### Task brief
Copy all lines below containing "Roll".

(Data items)
####################
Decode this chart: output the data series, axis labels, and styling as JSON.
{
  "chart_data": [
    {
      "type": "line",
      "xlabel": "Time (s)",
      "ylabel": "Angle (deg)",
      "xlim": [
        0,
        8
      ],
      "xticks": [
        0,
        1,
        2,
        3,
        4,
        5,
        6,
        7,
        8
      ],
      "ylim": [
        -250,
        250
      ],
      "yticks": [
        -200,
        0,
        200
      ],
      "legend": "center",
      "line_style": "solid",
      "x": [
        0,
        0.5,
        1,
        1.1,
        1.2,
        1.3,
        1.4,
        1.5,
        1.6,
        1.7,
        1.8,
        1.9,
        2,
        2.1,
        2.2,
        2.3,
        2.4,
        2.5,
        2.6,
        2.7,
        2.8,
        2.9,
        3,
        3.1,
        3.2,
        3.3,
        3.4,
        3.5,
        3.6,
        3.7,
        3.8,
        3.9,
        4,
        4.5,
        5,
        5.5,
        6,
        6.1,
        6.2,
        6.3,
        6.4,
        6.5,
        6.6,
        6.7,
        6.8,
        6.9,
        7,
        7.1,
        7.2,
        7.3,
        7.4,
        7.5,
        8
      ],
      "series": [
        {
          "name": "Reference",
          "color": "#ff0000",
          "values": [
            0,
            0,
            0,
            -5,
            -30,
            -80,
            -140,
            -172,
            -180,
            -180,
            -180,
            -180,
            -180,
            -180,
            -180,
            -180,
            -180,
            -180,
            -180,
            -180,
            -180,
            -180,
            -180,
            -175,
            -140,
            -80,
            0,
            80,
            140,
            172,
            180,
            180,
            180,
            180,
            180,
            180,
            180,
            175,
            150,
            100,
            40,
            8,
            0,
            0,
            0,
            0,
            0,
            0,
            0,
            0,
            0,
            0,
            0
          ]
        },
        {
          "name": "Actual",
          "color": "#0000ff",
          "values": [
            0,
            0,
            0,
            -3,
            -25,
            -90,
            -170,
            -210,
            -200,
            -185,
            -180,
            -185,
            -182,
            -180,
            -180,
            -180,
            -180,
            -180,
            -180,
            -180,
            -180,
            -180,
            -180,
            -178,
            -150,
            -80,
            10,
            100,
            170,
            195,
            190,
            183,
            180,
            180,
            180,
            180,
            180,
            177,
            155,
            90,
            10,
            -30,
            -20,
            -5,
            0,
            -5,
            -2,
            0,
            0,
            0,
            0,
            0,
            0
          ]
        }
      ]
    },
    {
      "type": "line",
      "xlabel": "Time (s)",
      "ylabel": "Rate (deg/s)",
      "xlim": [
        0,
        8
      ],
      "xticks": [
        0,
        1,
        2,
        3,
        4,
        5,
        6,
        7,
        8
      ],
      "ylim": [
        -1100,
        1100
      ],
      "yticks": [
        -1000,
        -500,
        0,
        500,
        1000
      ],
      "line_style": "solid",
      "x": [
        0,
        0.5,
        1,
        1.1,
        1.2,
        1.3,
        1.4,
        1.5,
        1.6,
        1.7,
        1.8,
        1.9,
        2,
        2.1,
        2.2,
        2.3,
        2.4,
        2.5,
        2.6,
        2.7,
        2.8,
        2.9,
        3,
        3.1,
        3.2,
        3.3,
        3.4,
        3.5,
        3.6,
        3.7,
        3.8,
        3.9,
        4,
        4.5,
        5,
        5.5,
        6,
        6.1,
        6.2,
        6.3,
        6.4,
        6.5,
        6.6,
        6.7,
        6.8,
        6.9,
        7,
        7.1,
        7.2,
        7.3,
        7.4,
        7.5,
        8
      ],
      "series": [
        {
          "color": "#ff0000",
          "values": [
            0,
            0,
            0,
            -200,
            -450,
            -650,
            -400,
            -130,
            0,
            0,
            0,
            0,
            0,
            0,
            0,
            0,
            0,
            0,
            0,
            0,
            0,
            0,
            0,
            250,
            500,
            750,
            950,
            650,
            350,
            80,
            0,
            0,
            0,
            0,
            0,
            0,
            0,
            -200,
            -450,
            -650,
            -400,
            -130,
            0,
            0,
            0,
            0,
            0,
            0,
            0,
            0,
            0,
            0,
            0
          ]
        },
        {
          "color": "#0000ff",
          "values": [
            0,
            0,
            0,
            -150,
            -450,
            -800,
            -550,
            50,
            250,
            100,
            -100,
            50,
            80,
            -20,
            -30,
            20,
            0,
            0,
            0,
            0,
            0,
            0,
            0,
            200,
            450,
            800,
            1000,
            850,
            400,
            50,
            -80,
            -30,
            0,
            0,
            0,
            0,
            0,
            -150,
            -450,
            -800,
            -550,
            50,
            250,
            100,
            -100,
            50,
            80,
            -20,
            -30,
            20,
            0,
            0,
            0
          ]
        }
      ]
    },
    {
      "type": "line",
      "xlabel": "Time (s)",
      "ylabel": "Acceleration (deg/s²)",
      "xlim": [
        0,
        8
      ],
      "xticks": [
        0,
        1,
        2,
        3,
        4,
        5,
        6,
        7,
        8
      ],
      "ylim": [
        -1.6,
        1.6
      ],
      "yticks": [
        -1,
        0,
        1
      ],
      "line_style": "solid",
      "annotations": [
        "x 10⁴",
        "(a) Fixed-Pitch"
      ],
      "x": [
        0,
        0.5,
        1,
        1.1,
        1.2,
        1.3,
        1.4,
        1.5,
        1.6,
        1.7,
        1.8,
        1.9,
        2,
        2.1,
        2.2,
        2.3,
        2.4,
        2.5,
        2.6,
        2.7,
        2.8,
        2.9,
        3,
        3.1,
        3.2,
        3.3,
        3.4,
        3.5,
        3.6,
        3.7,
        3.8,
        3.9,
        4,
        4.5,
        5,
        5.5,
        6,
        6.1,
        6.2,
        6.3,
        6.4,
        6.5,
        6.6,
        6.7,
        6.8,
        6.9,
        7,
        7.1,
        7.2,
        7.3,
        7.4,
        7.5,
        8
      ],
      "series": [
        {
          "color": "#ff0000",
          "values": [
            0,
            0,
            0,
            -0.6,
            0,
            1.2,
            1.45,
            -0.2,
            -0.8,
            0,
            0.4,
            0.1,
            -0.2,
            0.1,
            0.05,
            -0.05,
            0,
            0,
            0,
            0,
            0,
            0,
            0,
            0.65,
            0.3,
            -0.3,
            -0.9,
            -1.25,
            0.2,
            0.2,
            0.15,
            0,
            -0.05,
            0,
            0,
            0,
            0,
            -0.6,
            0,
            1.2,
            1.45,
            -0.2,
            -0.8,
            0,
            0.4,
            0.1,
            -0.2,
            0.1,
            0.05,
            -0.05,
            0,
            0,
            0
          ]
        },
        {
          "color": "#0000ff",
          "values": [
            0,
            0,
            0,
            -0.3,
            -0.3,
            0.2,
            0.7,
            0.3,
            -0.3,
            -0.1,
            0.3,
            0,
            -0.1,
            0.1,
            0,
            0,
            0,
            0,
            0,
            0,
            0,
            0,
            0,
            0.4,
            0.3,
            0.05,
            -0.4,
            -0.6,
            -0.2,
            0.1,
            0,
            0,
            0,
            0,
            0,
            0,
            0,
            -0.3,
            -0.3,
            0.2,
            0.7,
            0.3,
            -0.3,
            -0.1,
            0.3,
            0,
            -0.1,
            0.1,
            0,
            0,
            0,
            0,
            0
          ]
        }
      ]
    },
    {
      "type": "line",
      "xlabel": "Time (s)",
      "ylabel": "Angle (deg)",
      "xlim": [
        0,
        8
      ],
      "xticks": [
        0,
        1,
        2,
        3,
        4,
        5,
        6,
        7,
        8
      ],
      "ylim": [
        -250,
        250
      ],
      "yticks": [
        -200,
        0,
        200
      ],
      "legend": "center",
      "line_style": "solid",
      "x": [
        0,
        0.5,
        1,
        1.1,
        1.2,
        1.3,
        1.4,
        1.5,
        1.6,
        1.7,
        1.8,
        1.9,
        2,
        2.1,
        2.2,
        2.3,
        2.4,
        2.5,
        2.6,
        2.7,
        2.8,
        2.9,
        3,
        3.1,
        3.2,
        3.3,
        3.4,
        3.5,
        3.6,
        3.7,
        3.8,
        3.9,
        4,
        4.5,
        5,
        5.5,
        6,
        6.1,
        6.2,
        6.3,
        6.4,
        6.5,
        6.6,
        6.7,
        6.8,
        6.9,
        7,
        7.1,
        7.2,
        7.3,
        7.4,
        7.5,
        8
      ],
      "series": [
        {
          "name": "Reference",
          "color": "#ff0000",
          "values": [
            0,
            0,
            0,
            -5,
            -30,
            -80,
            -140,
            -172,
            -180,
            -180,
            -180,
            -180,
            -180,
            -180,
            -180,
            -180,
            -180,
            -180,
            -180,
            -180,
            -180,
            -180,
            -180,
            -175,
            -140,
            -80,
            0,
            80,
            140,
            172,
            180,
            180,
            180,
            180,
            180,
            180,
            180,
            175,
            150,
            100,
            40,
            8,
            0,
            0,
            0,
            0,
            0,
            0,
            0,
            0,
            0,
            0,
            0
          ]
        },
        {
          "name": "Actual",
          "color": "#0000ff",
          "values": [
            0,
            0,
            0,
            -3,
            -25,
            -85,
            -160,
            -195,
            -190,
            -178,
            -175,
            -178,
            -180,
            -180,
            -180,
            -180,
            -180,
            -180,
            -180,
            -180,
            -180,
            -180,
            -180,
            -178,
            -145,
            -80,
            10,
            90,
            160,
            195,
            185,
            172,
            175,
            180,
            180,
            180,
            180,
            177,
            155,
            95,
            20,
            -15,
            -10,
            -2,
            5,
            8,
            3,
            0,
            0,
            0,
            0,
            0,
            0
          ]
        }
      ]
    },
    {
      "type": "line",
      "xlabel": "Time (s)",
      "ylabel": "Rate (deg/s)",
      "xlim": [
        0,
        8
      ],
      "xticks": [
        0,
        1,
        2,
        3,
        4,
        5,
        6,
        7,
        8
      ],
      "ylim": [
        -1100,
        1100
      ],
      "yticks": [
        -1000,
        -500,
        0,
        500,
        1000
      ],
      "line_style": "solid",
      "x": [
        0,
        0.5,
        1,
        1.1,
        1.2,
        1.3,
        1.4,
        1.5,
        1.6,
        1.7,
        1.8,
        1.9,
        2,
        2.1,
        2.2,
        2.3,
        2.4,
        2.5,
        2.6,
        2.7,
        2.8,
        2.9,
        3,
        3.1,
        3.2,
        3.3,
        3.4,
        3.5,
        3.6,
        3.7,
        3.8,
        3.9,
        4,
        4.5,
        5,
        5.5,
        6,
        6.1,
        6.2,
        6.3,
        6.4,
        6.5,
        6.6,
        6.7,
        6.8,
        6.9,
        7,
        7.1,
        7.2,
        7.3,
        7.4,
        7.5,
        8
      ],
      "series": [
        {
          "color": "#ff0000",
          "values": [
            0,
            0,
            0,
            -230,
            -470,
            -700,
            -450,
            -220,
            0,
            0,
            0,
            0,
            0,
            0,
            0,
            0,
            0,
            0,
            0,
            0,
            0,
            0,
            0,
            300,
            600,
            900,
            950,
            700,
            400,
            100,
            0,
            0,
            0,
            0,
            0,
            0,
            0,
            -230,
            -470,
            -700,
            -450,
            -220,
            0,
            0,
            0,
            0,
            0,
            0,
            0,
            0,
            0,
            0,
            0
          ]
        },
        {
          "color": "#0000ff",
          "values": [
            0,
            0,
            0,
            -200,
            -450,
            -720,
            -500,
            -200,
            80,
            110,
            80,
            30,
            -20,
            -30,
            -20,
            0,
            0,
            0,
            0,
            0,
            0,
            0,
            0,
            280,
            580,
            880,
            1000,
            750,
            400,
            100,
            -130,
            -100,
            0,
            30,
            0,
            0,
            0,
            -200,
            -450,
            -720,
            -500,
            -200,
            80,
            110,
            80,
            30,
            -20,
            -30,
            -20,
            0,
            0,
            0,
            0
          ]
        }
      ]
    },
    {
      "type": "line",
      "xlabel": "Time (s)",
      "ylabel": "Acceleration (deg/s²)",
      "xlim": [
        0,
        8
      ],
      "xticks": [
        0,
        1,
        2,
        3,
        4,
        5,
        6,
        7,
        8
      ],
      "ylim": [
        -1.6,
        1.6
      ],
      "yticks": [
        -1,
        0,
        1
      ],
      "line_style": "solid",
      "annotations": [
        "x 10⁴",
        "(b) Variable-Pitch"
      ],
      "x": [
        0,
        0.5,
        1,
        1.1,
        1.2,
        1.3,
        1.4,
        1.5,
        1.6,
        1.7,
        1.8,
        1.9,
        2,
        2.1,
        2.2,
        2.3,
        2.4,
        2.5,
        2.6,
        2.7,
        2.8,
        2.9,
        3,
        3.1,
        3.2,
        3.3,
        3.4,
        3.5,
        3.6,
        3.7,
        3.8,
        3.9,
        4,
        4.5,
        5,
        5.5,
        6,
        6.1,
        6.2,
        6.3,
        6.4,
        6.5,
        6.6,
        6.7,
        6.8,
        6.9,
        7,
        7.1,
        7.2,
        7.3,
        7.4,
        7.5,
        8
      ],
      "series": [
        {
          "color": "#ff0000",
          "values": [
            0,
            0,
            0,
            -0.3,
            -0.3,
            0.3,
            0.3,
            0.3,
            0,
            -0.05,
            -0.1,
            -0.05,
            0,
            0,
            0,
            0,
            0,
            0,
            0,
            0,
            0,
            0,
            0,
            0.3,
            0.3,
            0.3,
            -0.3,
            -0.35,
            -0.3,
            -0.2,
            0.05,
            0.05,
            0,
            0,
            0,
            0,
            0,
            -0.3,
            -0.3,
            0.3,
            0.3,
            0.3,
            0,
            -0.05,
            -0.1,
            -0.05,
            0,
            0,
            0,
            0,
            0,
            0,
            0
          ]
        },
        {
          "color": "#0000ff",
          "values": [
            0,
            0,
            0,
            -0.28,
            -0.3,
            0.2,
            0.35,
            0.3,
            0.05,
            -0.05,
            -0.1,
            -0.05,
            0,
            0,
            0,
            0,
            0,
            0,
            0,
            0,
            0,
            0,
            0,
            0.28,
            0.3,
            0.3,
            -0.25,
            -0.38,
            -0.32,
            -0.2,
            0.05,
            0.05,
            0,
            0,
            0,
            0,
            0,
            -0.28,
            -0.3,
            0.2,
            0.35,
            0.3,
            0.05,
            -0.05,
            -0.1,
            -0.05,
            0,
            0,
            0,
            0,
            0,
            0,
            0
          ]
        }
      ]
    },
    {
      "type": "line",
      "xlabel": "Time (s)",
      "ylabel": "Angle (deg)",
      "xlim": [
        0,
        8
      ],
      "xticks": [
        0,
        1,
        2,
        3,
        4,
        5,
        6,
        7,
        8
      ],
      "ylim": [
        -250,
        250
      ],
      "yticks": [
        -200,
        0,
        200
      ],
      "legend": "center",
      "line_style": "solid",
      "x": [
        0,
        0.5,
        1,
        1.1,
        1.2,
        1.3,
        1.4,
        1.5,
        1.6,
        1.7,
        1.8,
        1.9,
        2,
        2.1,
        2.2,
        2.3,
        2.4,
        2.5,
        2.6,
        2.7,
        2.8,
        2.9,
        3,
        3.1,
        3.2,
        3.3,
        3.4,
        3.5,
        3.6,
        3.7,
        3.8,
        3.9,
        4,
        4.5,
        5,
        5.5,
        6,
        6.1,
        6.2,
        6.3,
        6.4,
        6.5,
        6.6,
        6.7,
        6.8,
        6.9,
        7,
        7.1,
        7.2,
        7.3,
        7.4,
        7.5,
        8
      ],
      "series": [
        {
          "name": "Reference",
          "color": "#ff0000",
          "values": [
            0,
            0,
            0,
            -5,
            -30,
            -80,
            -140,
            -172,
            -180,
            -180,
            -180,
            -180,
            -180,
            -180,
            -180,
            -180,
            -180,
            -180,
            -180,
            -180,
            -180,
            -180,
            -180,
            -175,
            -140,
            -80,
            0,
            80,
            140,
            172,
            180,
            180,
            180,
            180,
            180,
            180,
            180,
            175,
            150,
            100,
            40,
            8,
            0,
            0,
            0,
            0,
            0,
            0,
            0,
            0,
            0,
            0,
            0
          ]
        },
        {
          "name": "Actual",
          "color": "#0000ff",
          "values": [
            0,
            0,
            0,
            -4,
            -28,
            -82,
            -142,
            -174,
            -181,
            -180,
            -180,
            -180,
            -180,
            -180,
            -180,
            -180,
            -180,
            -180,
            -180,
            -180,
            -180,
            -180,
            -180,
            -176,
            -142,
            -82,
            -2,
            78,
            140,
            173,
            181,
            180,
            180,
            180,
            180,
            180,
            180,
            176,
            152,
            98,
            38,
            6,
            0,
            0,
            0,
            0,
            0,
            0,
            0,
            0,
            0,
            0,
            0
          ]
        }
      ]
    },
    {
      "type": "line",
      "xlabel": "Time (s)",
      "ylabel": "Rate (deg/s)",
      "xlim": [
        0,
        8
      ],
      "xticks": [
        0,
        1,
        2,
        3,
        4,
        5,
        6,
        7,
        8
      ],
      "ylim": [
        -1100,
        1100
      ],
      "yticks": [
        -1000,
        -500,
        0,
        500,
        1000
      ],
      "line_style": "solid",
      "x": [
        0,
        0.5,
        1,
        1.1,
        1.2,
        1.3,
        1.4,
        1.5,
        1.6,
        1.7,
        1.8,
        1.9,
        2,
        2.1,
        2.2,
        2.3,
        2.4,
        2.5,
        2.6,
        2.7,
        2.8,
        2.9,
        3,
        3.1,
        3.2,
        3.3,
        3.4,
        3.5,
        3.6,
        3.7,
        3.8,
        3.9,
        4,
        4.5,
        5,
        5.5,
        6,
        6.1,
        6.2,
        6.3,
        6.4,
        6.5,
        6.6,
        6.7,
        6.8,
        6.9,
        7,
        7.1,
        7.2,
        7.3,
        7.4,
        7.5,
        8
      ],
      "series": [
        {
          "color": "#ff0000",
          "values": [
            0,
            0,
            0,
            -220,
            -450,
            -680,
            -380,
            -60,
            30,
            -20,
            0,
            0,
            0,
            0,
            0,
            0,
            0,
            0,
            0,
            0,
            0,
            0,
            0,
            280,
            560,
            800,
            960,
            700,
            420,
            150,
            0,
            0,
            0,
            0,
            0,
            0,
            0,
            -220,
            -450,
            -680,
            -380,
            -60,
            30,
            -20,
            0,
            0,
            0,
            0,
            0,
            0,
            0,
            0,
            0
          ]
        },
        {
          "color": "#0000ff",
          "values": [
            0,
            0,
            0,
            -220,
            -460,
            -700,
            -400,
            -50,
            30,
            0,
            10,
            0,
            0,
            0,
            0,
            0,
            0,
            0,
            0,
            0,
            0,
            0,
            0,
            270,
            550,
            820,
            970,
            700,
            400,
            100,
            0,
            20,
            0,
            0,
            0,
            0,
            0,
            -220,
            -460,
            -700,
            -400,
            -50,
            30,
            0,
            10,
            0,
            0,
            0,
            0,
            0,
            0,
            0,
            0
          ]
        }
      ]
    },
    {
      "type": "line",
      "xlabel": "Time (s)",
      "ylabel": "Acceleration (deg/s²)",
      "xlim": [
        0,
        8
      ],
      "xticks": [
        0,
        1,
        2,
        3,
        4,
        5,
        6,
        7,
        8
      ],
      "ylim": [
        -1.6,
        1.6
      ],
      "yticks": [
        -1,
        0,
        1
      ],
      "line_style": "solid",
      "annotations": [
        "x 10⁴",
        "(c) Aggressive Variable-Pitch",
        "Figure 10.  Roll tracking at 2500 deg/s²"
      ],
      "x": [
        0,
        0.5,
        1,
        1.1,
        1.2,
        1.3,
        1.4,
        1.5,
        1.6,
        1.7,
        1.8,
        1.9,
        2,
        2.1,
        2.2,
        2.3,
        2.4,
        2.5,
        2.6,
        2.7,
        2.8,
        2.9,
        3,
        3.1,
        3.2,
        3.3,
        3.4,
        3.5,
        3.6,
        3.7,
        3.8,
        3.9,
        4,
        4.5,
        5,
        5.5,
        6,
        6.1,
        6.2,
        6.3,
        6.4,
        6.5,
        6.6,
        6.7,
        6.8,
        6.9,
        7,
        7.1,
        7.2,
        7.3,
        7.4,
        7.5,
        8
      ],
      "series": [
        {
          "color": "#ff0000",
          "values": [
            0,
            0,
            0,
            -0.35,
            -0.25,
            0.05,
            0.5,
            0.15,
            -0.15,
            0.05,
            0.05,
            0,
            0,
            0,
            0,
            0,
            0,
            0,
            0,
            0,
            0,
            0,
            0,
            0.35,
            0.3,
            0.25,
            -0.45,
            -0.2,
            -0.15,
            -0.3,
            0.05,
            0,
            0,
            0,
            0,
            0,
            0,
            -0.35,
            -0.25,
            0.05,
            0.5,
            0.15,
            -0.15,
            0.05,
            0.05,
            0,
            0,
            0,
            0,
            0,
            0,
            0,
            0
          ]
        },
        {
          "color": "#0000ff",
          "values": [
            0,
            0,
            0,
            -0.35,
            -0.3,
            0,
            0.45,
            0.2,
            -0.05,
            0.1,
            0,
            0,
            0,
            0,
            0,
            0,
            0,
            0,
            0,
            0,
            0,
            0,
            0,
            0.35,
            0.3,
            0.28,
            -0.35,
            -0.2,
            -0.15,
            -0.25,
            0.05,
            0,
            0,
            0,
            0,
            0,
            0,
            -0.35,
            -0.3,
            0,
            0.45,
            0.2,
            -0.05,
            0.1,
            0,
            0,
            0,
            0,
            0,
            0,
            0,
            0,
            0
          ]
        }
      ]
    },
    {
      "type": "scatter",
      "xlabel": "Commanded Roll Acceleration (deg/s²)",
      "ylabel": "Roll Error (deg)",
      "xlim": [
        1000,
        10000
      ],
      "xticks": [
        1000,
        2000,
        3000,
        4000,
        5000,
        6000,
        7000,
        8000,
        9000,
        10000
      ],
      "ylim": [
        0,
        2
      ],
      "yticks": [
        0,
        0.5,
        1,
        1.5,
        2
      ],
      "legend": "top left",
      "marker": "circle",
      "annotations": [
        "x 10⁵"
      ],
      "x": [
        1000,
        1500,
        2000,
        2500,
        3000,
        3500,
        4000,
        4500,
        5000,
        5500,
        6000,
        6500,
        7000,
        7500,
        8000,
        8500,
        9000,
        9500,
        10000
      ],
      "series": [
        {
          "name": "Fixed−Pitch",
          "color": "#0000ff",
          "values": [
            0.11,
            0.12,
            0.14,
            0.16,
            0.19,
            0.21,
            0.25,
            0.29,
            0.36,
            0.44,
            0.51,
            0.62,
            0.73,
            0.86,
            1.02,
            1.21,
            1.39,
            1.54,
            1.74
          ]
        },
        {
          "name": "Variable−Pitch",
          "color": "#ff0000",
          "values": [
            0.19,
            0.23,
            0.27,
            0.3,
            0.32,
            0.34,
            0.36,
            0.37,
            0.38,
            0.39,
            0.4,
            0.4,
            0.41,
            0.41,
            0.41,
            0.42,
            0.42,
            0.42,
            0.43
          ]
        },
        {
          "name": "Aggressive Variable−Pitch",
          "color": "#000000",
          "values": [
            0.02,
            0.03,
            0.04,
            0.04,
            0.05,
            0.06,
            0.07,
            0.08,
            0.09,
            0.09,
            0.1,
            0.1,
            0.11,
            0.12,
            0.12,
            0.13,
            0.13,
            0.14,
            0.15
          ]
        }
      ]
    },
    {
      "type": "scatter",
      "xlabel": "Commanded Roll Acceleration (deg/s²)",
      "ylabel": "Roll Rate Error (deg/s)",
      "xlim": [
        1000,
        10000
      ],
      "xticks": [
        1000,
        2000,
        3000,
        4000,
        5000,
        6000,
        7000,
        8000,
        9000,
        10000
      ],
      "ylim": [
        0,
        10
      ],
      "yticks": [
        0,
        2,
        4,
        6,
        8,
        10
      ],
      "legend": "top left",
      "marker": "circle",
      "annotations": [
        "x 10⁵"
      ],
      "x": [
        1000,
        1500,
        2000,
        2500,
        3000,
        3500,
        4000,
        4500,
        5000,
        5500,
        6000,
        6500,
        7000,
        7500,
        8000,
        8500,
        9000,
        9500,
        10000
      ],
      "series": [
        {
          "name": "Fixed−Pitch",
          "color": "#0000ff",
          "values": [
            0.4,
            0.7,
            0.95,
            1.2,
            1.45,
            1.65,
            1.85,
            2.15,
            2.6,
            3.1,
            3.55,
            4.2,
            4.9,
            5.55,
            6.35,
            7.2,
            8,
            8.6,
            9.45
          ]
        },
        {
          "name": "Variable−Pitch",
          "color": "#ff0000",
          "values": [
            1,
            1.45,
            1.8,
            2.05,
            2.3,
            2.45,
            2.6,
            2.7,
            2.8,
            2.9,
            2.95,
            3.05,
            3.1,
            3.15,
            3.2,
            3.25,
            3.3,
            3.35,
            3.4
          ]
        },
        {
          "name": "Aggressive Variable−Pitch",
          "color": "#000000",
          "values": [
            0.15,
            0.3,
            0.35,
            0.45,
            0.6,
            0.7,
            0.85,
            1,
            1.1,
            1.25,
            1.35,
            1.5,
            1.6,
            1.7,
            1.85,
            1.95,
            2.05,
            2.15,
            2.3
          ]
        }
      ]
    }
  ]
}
####################
### Solution to this task
        "Figure 10.  Roll tracking at 2500 deg/s²"
      "xlabel": "Commanded Roll Acceleration (deg/s²)",
      "ylabel": "Roll Error (deg)",
      "xlabel": "Commanded Roll Acceleration (deg/s²)",
      "ylabel": "Roll Rate Error (deg/s)",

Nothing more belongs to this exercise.